● What this task involves:
Print the data exactly, leaving nothing out.
————
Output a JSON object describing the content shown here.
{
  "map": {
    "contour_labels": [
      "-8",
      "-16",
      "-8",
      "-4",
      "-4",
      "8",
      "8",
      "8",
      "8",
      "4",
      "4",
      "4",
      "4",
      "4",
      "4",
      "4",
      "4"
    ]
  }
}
————
● Exercise result:
Output a JSON object describing the content shown here.
{
  "map": {
    "contour_labels": [
      "-8",
      "-16",
      "-8",
      "-4",
      "-4",
      "8",
      "8",
      "8",
      "8",
      "4",
      "4",
      "4",
      "4",
      "4",
      "4",
      "4",
      "4"
    ]
  }
}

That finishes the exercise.